BRIEF — Copy the records below exactly, omitting any pictures they contain.
+++
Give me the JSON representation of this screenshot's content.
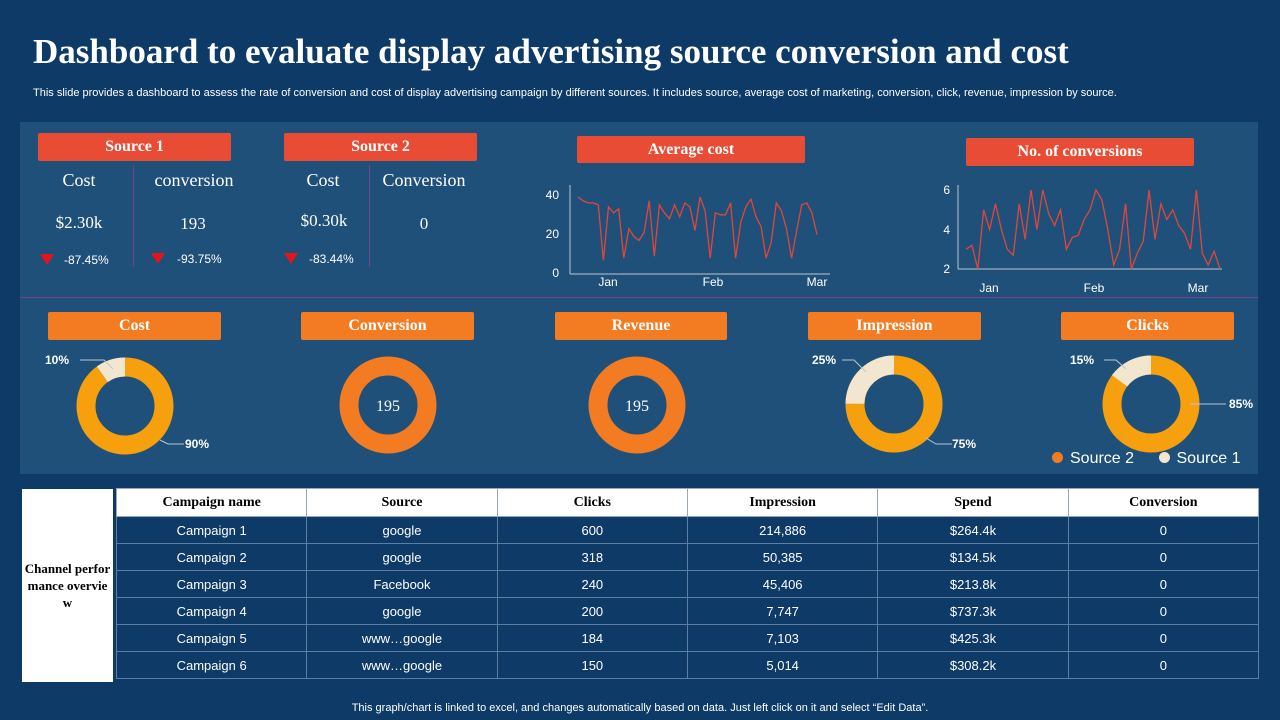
{
  "header": {
    "title": "Dashboard to evaluate display advertising source conversion and cost",
    "subtitle": "This slide provides a dashboard to assess the rate of conversion and cost of display advertising campaign by different sources. It includes source, average cost of marketing, conversion, click, revenue, impression by source."
  },
  "sources": [
    {
      "label": "Source 1",
      "metrics": [
        {
          "label": "Cost",
          "value": "$2.30k",
          "change": "-87.45%"
        },
        {
          "label": "conversion",
          "value": "193",
          "change": "-93.75%"
        }
      ]
    },
    {
      "label": "Source 2",
      "metrics": [
        {
          "label": "Cost",
          "value": "$0.30k",
          "change": "-83.44%"
        },
        {
          "label": "Conversion",
          "value": "0",
          "change": ""
        }
      ]
    }
  ],
  "colors": {
    "background": "#0d3a66",
    "panel": "#1f5079",
    "pill_red": "#e84c35",
    "pill_orange": "#f37b21",
    "source2": "#f5a00c",
    "source1": "#f3e6cf",
    "ring_orange": "#f37b21",
    "line": "#e0473a",
    "down_arrow": "#e0161c"
  },
  "chart_data": [
    {
      "type": "line",
      "title": "Average cost",
      "x_ticks": [
        "Jan",
        "Feb",
        "Mar"
      ],
      "ylim": [
        0,
        40
      ],
      "y_ticks": [
        0,
        20,
        40
      ],
      "values": [
        39,
        37,
        36,
        36,
        35,
        7,
        34,
        31,
        33,
        8,
        23,
        19,
        17,
        21,
        37,
        9,
        35,
        31,
        28,
        35,
        29,
        36,
        34,
        22,
        39,
        32,
        8,
        31,
        30,
        30,
        36,
        8,
        26,
        34,
        38,
        29,
        24,
        8,
        16,
        36,
        32,
        23,
        8,
        22,
        35,
        36,
        31,
        20
      ]
    },
    {
      "type": "line",
      "title": "No. of conversions",
      "x_ticks": [
        "Jan",
        "Feb",
        "Mar"
      ],
      "ylim": [
        2,
        6
      ],
      "y_ticks": [
        2,
        4,
        6
      ],
      "values": [
        3,
        3.2,
        2,
        5,
        4,
        5.3,
        4,
        3,
        2.7,
        5.3,
        3.5,
        6,
        4,
        6,
        4.8,
        4.2,
        5,
        3,
        3.6,
        3.7,
        4.5,
        5,
        6,
        5.5,
        4,
        2.2,
        3,
        5.3,
        2,
        2.8,
        3.4,
        6,
        3.5,
        5.3,
        4.5,
        5,
        4.2,
        3.8,
        3,
        6,
        2.8,
        2.2,
        2.9,
        2
      ]
    },
    {
      "type": "pie",
      "title": "Cost",
      "series": [
        {
          "name": "Source 2",
          "value": 90
        },
        {
          "name": "Source 1",
          "value": 10
        }
      ],
      "labels": [
        "90%",
        "10%"
      ]
    },
    {
      "type": "pie",
      "title": "Conversion",
      "center_value": "195"
    },
    {
      "type": "pie",
      "title": "Revenue",
      "center_value": "195"
    },
    {
      "type": "pie",
      "title": "Impression",
      "series": [
        {
          "name": "Source 2",
          "value": 75
        },
        {
          "name": "Source 1",
          "value": 25
        }
      ],
      "labels": [
        "75%",
        "25%"
      ]
    },
    {
      "type": "pie",
      "title": "Clicks",
      "series": [
        {
          "name": "Source 2",
          "value": 85
        },
        {
          "name": "Source 1",
          "value": 15
        }
      ],
      "labels": [
        "85%",
        "15%"
      ]
    }
  ],
  "legend": {
    "source2": "Source 2",
    "source1": "Source 1"
  },
  "table": {
    "side_label": "Channel performance overview",
    "headers": [
      "Campaign name",
      "Source",
      "Clicks",
      "Impression",
      "Spend",
      "Conversion"
    ],
    "rows": [
      [
        "Campaign  1",
        "google",
        "600",
        "214,886",
        "$264.4k",
        "0"
      ],
      [
        "Campaign  2",
        "google",
        "318",
        "50,385",
        "$134.5k",
        "0"
      ],
      [
        "Campaign  3",
        "Facebook",
        "240",
        "45,406",
        "$213.8k",
        "0"
      ],
      [
        "Campaign  4",
        "google",
        "200",
        "7,747",
        "$737.3k",
        "0"
      ],
      [
        "Campaign  5",
        "www…google",
        "184",
        "7,103",
        "$425.3k",
        "0"
      ],
      [
        "Campaign  6",
        "www…google",
        "150",
        "5,014",
        "$308.2k",
        "0"
      ]
    ]
  },
  "footer": "This graph/chart is linked to excel,  and changes automatically based on data. Just left click on it and select “Edit Data”."
}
+++
FULL RESPONSE —
Give me the JSON representation of this screenshot's content.
{
  "header": {
    "title": "Dashboard to evaluate display advertising source conversion and cost",
    "subtitle": "This slide provides a dashboard to assess the rate of conversion and cost of display advertising campaign by different sources. It includes source, average cost of marketing, conversion, click, revenue, impression by source."
  },
  "sources": [
    {
      "label": "Source 1",
      "metrics": [
        {
          "label": "Cost",
          "value": "$2.30k",
          "change": "-87.45%"
        },
        {
          "label": "conversion",
          "value": "193",
          "change": "-93.75%"
        }
      ]
    },
    {
      "label": "Source 2",
      "metrics": [
        {
          "label": "Cost",
          "value": "$0.30k",
          "change": "-83.44%"
        },
        {
          "label": "Conversion",
          "value": "0",
          "change": ""
        }
      ]
    }
  ],
  "colors": {
    "background": "#0d3a66",
    "panel": "#1f5079",
    "pill_red": "#e84c35",
    "pill_orange": "#f37b21",
    "source2": "#f5a00c",
    "source1": "#f3e6cf",
    "ring_orange": "#f37b21",
    "line": "#e0473a",
    "down_arrow": "#e0161c"
  },
  "chart_data": [
    {
      "type": "line",
      "title": "Average cost",
      "x_ticks": [
        "Jan",
        "Feb",
        "Mar"
      ],
      "ylim": [
        0,
        40
      ],
      "y_ticks": [
        0,
        20,
        40
      ],
      "values": [
        39,
        37,
        36,
        36,
        35,
        7,
        34,
        31,
        33,
        8,
        23,
        19,
        17,
        21,
        37,
        9,
        35,
        31,
        28,
        35,
        29,
        36,
        34,
        22,
        39,
        32,
        8,
        31,
        30,
        30,
        36,
        8,
        26,
        34,
        38,
        29,
        24,
        8,
        16,
        36,
        32,
        23,
        8,
        22,
        35,
        36,
        31,
        20
      ]
    },
    {
      "type": "line",
      "title": "No. of conversions",
      "x_ticks": [
        "Jan",
        "Feb",
        "Mar"
      ],
      "ylim": [
        2,
        6
      ],
      "y_ticks": [
        2,
        4,
        6
      ],
      "values": [
        3,
        3.2,
        2,
        5,
        4,
        5.3,
        4,
        3,
        2.7,
        5.3,
        3.5,
        6,
        4,
        6,
        4.8,
        4.2,
        5,
        3,
        3.6,
        3.7,
        4.5,
        5,
        6,
        5.5,
        4,
        2.2,
        3,
        5.3,
        2,
        2.8,
        3.4,
        6,
        3.5,
        5.3,
        4.5,
        5,
        4.2,
        3.8,
        3,
        6,
        2.8,
        2.2,
        2.9,
        2
      ]
    },
    {
      "type": "pie",
      "title": "Cost",
      "series": [
        {
          "name": "Source 2",
          "value": 90
        },
        {
          "name": "Source 1",
          "value": 10
        }
      ],
      "labels": [
        "90%",
        "10%"
      ]
    },
    {
      "type": "pie",
      "title": "Conversion",
      "center_value": "195"
    },
    {
      "type": "pie",
      "title": "Revenue",
      "center_value": "195"
    },
    {
      "type": "pie",
      "title": "Impression",
      "series": [
        {
          "name": "Source 2",
          "value": 75
        },
        {
          "name": "Source 1",
          "value": 25
        }
      ],
      "labels": [
        "75%",
        "25%"
      ]
    },
    {
      "type": "pie",
      "title": "Clicks",
      "series": [
        {
          "name": "Source 2",
          "value": 85
        },
        {
          "name": "Source 1",
          "value": 15
        }
      ],
      "labels": [
        "85%",
        "15%"
      ]
    }
  ],
  "legend": {
    "source2": "Source 2",
    "source1": "Source 1"
  },
  "table": {
    "side_label": "Channel performance overview",
    "headers": [
      "Campaign name",
      "Source",
      "Clicks",
      "Impression",
      "Spend",
      "Conversion"
    ],
    "rows": [
      [
        "Campaign  1",
        "google",
        "600",
        "214,886",
        "$264.4k",
        "0"
      ],
      [
        "Campaign  2",
        "google",
        "318",
        "50,385",
        "$134.5k",
        "0"
      ],
      [
        "Campaign  3",
        "Facebook",
        "240",
        "45,406",
        "$213.8k",
        "0"
      ],
      [
        "Campaign  4",
        "google",
        "200",
        "7,747",
        "$737.3k",
        "0"
      ],
      [
        "Campaign  5",
        "www…google",
        "184",
        "7,103",
        "$425.3k",
        "0"
      ],
      [
        "Campaign  6",
        "www…google",
        "150",
        "5,014",
        "$308.2k",
        "0"
      ]
    ]
  },
  "footer": "This graph/chart is linked to excel,  and changes automatically based on data. Just left click on it and select “Edit Data”."
}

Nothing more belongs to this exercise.